┌─ Given records
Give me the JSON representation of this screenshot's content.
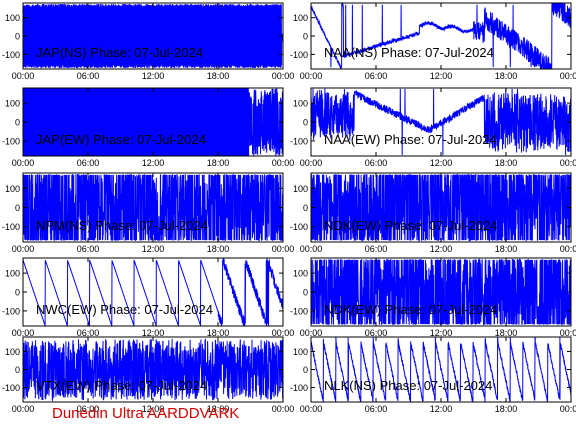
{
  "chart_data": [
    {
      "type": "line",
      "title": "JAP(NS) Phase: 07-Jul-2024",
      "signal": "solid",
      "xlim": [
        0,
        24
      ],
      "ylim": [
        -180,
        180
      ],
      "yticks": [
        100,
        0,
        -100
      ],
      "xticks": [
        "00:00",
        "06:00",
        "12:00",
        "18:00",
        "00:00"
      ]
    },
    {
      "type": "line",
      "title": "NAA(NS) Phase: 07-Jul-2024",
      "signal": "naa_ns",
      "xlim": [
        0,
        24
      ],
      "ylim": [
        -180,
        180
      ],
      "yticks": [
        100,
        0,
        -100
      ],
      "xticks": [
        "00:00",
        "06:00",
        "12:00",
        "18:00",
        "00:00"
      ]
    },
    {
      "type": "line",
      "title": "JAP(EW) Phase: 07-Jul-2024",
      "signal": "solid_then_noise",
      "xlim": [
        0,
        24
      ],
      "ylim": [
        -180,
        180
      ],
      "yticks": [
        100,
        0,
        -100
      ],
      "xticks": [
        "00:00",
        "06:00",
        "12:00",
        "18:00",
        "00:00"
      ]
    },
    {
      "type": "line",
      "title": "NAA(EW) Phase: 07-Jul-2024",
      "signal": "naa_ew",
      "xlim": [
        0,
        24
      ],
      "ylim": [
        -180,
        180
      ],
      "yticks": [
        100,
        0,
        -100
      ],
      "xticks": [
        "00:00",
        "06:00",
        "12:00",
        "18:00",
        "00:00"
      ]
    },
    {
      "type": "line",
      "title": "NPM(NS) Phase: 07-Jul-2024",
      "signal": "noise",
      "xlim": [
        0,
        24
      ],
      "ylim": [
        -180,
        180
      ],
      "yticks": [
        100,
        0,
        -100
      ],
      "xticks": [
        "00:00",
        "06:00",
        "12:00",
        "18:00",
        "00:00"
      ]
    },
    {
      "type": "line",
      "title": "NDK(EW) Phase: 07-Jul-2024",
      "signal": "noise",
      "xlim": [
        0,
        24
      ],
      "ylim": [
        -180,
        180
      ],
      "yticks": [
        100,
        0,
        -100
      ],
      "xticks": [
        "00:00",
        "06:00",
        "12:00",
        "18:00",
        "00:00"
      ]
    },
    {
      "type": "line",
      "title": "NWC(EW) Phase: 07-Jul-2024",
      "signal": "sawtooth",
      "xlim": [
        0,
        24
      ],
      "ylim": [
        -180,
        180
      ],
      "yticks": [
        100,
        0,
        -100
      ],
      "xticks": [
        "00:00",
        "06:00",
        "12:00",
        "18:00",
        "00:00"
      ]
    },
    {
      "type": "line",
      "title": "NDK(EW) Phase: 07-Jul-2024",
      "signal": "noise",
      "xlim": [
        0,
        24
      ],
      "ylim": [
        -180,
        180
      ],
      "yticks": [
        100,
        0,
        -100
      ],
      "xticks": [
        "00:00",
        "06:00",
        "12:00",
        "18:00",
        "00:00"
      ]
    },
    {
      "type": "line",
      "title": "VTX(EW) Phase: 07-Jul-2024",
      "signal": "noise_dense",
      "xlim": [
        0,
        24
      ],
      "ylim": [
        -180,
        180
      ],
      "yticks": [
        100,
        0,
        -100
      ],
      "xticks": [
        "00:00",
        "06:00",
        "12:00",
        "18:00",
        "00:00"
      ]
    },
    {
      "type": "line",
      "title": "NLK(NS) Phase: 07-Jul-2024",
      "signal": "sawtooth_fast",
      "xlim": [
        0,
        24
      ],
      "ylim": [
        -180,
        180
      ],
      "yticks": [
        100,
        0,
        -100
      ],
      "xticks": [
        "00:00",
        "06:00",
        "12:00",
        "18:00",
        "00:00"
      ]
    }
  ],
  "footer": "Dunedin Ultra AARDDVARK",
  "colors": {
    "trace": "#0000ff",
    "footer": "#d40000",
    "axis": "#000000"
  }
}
└─
→ Exercise description
Looking at the material above, count the lines containing the string "signal" and reply with the count alone.

→ Worked answer
10